## Material:
◇ ◇ ◇ ◇ ◇

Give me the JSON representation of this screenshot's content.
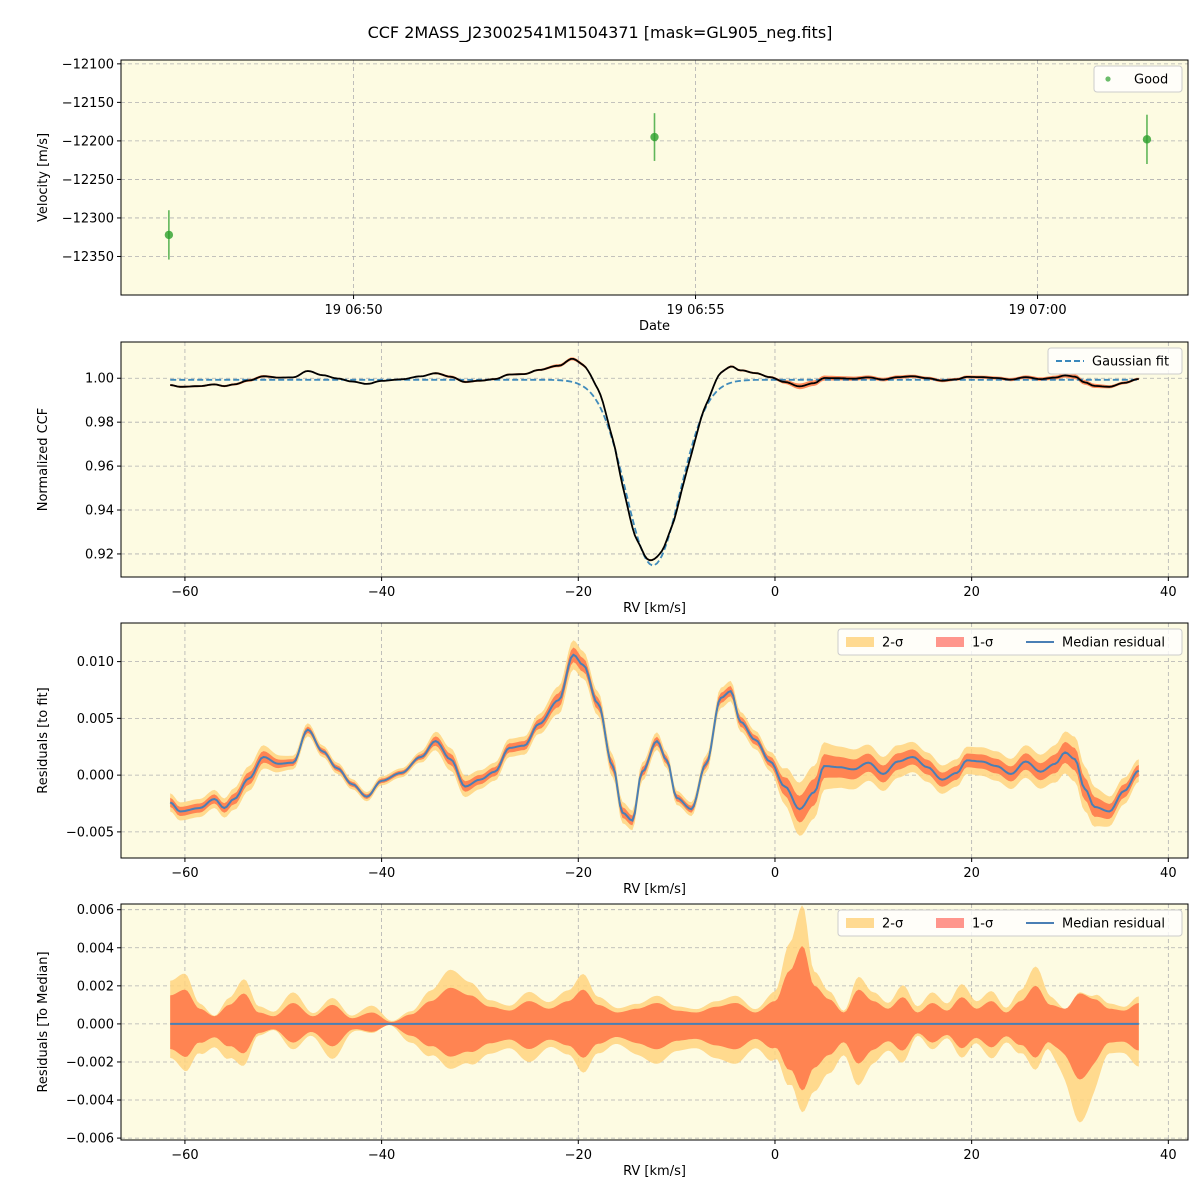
{
  "figure_title": "CCF 2MASS_J23002541M1504371 [mask=GL905_neg.fits]",
  "colors": {
    "background": "#fdfbe2",
    "good": "#2ca02c",
    "fit": "#1f77b4",
    "ccf": "#000000",
    "sigma2": "#ffd47f",
    "sigma1": "#ff7f4f",
    "median": "#4a7fb5"
  },
  "chart_data": [
    {
      "type": "scatter",
      "ylabel": "Velocity [m/s]",
      "xlabel": "Date",
      "xlim_minutes": [
        46.6,
        62.2
      ],
      "ylim": [
        -12400,
        -12095
      ],
      "xticks": [
        {
          "v": 50,
          "label": "19 06:50"
        },
        {
          "v": 55,
          "label": "19 06:55"
        },
        {
          "v": 60,
          "label": "19 07:00"
        }
      ],
      "yticks": [
        -12100,
        -12150,
        -12200,
        -12250,
        -12300,
        -12350
      ],
      "legend": [
        {
          "label": "Good"
        }
      ],
      "legend_loc": "upper right",
      "points": [
        {
          "x": 47.3,
          "y": -12322,
          "err": 32
        },
        {
          "x": 54.4,
          "y": -12195,
          "err": 31
        },
        {
          "x": 61.6,
          "y": -12198,
          "err": 32
        }
      ]
    },
    {
      "type": "line",
      "xlabel": "RV [km/s]",
      "ylabel": "Normalized CCF",
      "xlim": [
        -66.5,
        42
      ],
      "ylim": [
        0.9095,
        1.0165
      ],
      "xticks": [
        -60,
        -40,
        -20,
        0,
        20,
        40
      ],
      "yticks": [
        0.92,
        0.94,
        0.96,
        0.98,
        1.0
      ],
      "ytick_labels": [
        "0.92",
        "0.94",
        "0.96",
        "0.98",
        "1.00"
      ],
      "legend": [
        {
          "label": "Gaussian fit"
        }
      ],
      "legend_loc": "upper right",
      "gaussian": {
        "center": -12.4,
        "sigma": 2.75,
        "depth": 0.0845,
        "continuum": 0.9993
      },
      "x_range": [
        -61.5,
        37
      ]
    },
    {
      "type": "area",
      "xlabel": "RV [km/s]",
      "ylabel": "Residuals [to fit]",
      "xlim": [
        -66.5,
        42
      ],
      "ylim": [
        -0.0073,
        0.0134
      ],
      "xticks": [
        -60,
        -40,
        -20,
        0,
        20,
        40
      ],
      "yticks": [
        -0.005,
        0.0,
        0.005,
        0.01
      ],
      "ytick_labels": [
        "−0.005",
        "0.000",
        "0.005",
        "0.010"
      ],
      "legend": [
        {
          "label": "2-σ"
        },
        {
          "label": "1-σ"
        },
        {
          "label": "Median residual"
        }
      ],
      "legend_loc": "upper right",
      "knots": [
        [
          -61.5,
          -0.0024
        ],
        [
          -60.5,
          -0.0032
        ],
        [
          -58.5,
          -0.0029
        ],
        [
          -57,
          -0.0021
        ],
        [
          -56,
          -0.0029
        ],
        [
          -55,
          -0.0021
        ],
        [
          -53.5,
          -0.0003
        ],
        [
          -52,
          0.0016
        ],
        [
          -50.5,
          0.001
        ],
        [
          -49,
          0.0011
        ],
        [
          -47.5,
          0.004
        ],
        [
          -46,
          0.0021
        ],
        [
          -44.5,
          0.0006
        ],
        [
          -43,
          -0.0008
        ],
        [
          -41.5,
          -0.0019
        ],
        [
          -40,
          -0.0005
        ],
        [
          -38,
          0.0002
        ],
        [
          -36,
          0.0016
        ],
        [
          -34.5,
          0.003
        ],
        [
          -33,
          0.0014
        ],
        [
          -31.5,
          -0.001
        ],
        [
          -30,
          -0.0004
        ],
        [
          -28.5,
          0.0003
        ],
        [
          -27,
          0.0024
        ],
        [
          -25.5,
          0.0026
        ],
        [
          -24,
          0.0045
        ],
        [
          -22,
          0.0066
        ],
        [
          -20.5,
          0.0106
        ],
        [
          -19.5,
          0.0097
        ],
        [
          -18,
          0.0063
        ],
        [
          -16.5,
          0.0008
        ],
        [
          -15.5,
          -0.0033
        ],
        [
          -14.5,
          -0.004
        ],
        [
          -13.5,
          0.0003
        ],
        [
          -12,
          0.003
        ],
        [
          -11,
          0.0013
        ],
        [
          -10,
          -0.002
        ],
        [
          -8.5,
          -0.003
        ],
        [
          -7,
          0.001
        ],
        [
          -5.5,
          0.0068
        ],
        [
          -4.5,
          0.0074
        ],
        [
          -3.5,
          0.0047
        ],
        [
          -2,
          0.0031
        ],
        [
          -0.5,
          0.0012
        ],
        [
          1,
          -0.001
        ],
        [
          2.5,
          -0.003
        ],
        [
          4,
          -0.0015
        ],
        [
          5,
          0.0008
        ],
        [
          6.5,
          0.0007
        ],
        [
          8,
          0.0005
        ],
        [
          9.5,
          0.0011
        ],
        [
          11,
          0.0001
        ],
        [
          12.5,
          0.0012
        ],
        [
          14,
          0.0016
        ],
        [
          15.5,
          0.0007
        ],
        [
          17,
          -0.0004
        ],
        [
          18.5,
          0.0002
        ],
        [
          19.5,
          0.0013
        ],
        [
          21,
          0.0012
        ],
        [
          22.5,
          0.0008
        ],
        [
          24,
          0.0001
        ],
        [
          25.5,
          0.0012
        ],
        [
          27,
          0.0003
        ],
        [
          28.5,
          0.001
        ],
        [
          29.5,
          0.002
        ],
        [
          30.5,
          0.0014
        ],
        [
          31.5,
          -0.0012
        ],
        [
          32.5,
          -0.0028
        ],
        [
          34,
          -0.0032
        ],
        [
          35.5,
          -0.0014
        ],
        [
          37,
          0.0004
        ]
      ],
      "sigma_knots": [
        [
          -61.5,
          0.0008
        ],
        [
          -57,
          0.0008
        ],
        [
          -53,
          0.0011
        ],
        [
          -49,
          0.0006
        ],
        [
          -45,
          0.0005
        ],
        [
          -41,
          0.0004
        ],
        [
          -37,
          0.0004
        ],
        [
          -33,
          0.001
        ],
        [
          -29,
          0.0008
        ],
        [
          -25,
          0.0008
        ],
        [
          -21,
          0.0013
        ],
        [
          -17,
          0.001
        ],
        [
          -13,
          0.0008
        ],
        [
          -9,
          0.0006
        ],
        [
          -5,
          0.0009
        ],
        [
          -1,
          0.0008
        ],
        [
          3,
          0.0024
        ],
        [
          7,
          0.0018
        ],
        [
          11,
          0.0015
        ],
        [
          15,
          0.0013
        ],
        [
          19,
          0.0012
        ],
        [
          23,
          0.0013
        ],
        [
          27,
          0.0015
        ],
        [
          31,
          0.002
        ],
        [
          35,
          0.0012
        ],
        [
          37,
          0.001
        ]
      ]
    },
    {
      "type": "area",
      "xlabel": "RV [km/s]",
      "ylabel": "Residuals [To Median]",
      "xlim": [
        -66.5,
        42
      ],
      "ylim": [
        -0.0061,
        0.0063
      ],
      "xticks": [
        -60,
        -40,
        -20,
        0,
        20,
        40
      ],
      "yticks": [
        -0.006,
        -0.004,
        -0.002,
        0.0,
        0.002,
        0.004,
        0.006
      ],
      "ytick_labels": [
        "−0.006",
        "−0.004",
        "−0.002",
        "0.000",
        "0.002",
        "0.004",
        "0.006"
      ],
      "legend": [
        {
          "label": "2-σ"
        },
        {
          "label": "1-σ"
        },
        {
          "label": "Median residual"
        }
      ],
      "legend_loc": "upper right",
      "envelope": [
        [
          -61.5,
          0.0015
        ],
        [
          -60,
          0.0018
        ],
        [
          -58.5,
          0.0008
        ],
        [
          -57,
          0.0004
        ],
        [
          -55.5,
          0.001
        ],
        [
          -54,
          0.0016
        ],
        [
          -52.5,
          0.0006
        ],
        [
          -51,
          0.0004
        ],
        [
          -49,
          0.0011
        ],
        [
          -47,
          0.0004
        ],
        [
          -45,
          0.001
        ],
        [
          -43,
          0.0003
        ],
        [
          -41,
          0.0006
        ],
        [
          -39,
          0.0001
        ],
        [
          -37,
          0.0005
        ],
        [
          -35,
          0.0012
        ],
        [
          -33,
          0.0019
        ],
        [
          -31,
          0.0015
        ],
        [
          -29,
          0.0009
        ],
        [
          -27,
          0.0007
        ],
        [
          -25,
          0.0012
        ],
        [
          -23,
          0.0008
        ],
        [
          -21,
          0.0012
        ],
        [
          -19.5,
          0.0018
        ],
        [
          -18,
          0.001
        ],
        [
          -16,
          0.0006
        ],
        [
          -14,
          0.0008
        ],
        [
          -12,
          0.0011
        ],
        [
          -10,
          0.0007
        ],
        [
          -8,
          0.0006
        ],
        [
          -6,
          0.0009
        ],
        [
          -4,
          0.0011
        ],
        [
          -2,
          0.0006
        ],
        [
          0,
          0.0012
        ],
        [
          1.5,
          0.0028
        ],
        [
          2.8,
          0.0041
        ],
        [
          4,
          0.002
        ],
        [
          5.5,
          0.0013
        ],
        [
          7,
          0.0006
        ],
        [
          8.5,
          0.0018
        ],
        [
          10,
          0.0012
        ],
        [
          11.5,
          0.0008
        ],
        [
          13,
          0.0014
        ],
        [
          14.5,
          0.0006
        ],
        [
          16,
          0.0011
        ],
        [
          17.5,
          0.0007
        ],
        [
          19,
          0.0014
        ],
        [
          20.5,
          0.0008
        ],
        [
          22,
          0.0012
        ],
        [
          23.5,
          0.0006
        ],
        [
          25,
          0.0012
        ],
        [
          26.5,
          0.002
        ],
        [
          28,
          0.001
        ],
        [
          29.5,
          0.0008
        ],
        [
          31,
          0.0016
        ],
        [
          32.5,
          0.0013
        ],
        [
          34,
          0.0008
        ],
        [
          35.5,
          0.0007
        ],
        [
          37,
          0.0011
        ]
      ],
      "asym": [
        [
          -61.5,
          0.0003
        ],
        [
          -57,
          -0.0005
        ],
        [
          -53,
          0.0002
        ],
        [
          -49,
          0.0002
        ],
        [
          -45,
          -0.0003
        ],
        [
          -41,
          0.0003
        ],
        [
          -37,
          -0.0002
        ],
        [
          -33,
          0.0003
        ],
        [
          -29,
          -0.0002
        ],
        [
          -25,
          -0.0002
        ],
        [
          -21,
          0.0001
        ],
        [
          -17,
          -0.0001
        ],
        [
          -13,
          -0.0004
        ],
        [
          -9,
          -0.0003
        ],
        [
          -5,
          -0.0004
        ],
        [
          -1,
          -0.0003
        ],
        [
          2.8,
          0.001
        ],
        [
          4,
          -0.0005
        ],
        [
          7,
          -0.0006
        ],
        [
          11,
          -0.0002
        ],
        [
          15,
          0.0002
        ],
        [
          19,
          0.0002
        ],
        [
          23,
          -0.0001
        ],
        [
          27,
          0.0004
        ],
        [
          31,
          -0.0022
        ],
        [
          34,
          -0.0003
        ],
        [
          37,
          -0.0005
        ]
      ]
    }
  ]
}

◇ ◇ ◇ ◇ ◇

## Exercise brief:
Search the entries for "type" and copy out each line that has it.

## Response:
      "type": "scatter",
      "type": "line",
      "type": "area",
      "type": "area",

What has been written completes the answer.